Exercise →
Print all the data, keeping every line exactly as it is.

BEGIN Material shown

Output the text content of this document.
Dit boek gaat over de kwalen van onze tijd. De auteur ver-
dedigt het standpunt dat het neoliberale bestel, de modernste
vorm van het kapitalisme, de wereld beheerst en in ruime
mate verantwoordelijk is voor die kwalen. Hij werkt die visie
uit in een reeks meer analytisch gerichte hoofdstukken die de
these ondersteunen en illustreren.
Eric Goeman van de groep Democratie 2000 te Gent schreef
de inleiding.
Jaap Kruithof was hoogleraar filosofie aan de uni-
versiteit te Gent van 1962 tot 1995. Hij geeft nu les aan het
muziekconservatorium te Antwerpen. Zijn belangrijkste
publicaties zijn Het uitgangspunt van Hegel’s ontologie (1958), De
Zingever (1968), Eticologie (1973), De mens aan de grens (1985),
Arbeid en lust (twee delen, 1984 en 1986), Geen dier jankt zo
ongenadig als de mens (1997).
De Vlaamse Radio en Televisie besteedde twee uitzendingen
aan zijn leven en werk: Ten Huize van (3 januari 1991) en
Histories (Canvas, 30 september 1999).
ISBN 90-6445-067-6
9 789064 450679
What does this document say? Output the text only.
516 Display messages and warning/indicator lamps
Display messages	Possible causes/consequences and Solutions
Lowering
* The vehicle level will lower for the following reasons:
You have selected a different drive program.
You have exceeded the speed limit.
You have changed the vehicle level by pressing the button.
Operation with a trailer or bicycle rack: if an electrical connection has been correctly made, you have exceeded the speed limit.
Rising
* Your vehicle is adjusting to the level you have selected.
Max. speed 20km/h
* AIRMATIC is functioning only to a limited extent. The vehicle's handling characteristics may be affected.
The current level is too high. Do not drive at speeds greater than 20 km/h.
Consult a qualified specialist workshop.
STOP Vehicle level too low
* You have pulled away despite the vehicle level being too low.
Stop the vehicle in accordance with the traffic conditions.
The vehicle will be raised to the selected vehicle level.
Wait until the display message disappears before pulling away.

END Material shown

Exercise answer →
Output the text content of this document.
Dit boek gaat over de kwalen van onze tijd. De auteur ver-
dedigt het standpunt dat het neoliberale bestel, de modernste
vorm van het kapitalisme, de wereld beheerst en in ruime
mate verantwoordelijk is voor die kwalen. Hij werkt die visie
uit in een reeks meer analytisch gerichte hoofdstukken die de
these ondersteunen en illustreren.
Eric Goeman van de groep Democratie 2000 te Gent schreef
de inleiding.
Jaap Kruithof was hoogleraar filosofie aan de uni-
versiteit te Gent van 1962 tot 1995. Hij geeft nu les aan het
muziekconservatorium te Antwerpen. Zijn belangrijkste
publicaties zijn Het uitgangspunt van Hegel’s ontologie (1958), De
Zingever (1968), Eticologie (1973), De mens aan de grens (1985),
Arbeid en lust (twee delen, 1984 en 1986), Geen dier jankt zo
ongenadig als de mens (1997).
De Vlaamse Radio en Televisie besteedde twee uitzendingen
aan zijn leven en werk: Ten Huize van (3 januari 1991) en
Histories (Canvas, 30 september 1999).
ISBN 90-6445-067-6
9 789064 450679
What does this document say? Output the text only.
516 Display messages and warning/indicator lamps
Display messages	Possible causes/consequences and Solutions
Lowering
* The vehicle level will lower for the following reasons:
You have selected a different drive program.
You have exceeded the speed limit.
You have changed the vehicle level by pressing the button.
Operation with a trailer or bicycle rack: if an electrical connection has been correctly made, you have exceeded the speed limit.
Rising
* Your vehicle is adjusting to the level you have selected.
Max. speed 20km/h
* AIRMATIC is functioning only to a limited extent. The vehicle's handling characteristics may be affected.
The current level is too high. Do not drive at speeds greater than 20 km/h.
Consult a qualified specialist workshop.
STOP Vehicle level too low
* You have pulled away despite the vehicle level being too low.
Stop the vehicle in accordance with the traffic conditions.
The vehicle will be raised to the selected vehicle level.
Wait until the display message disappears before pulling away.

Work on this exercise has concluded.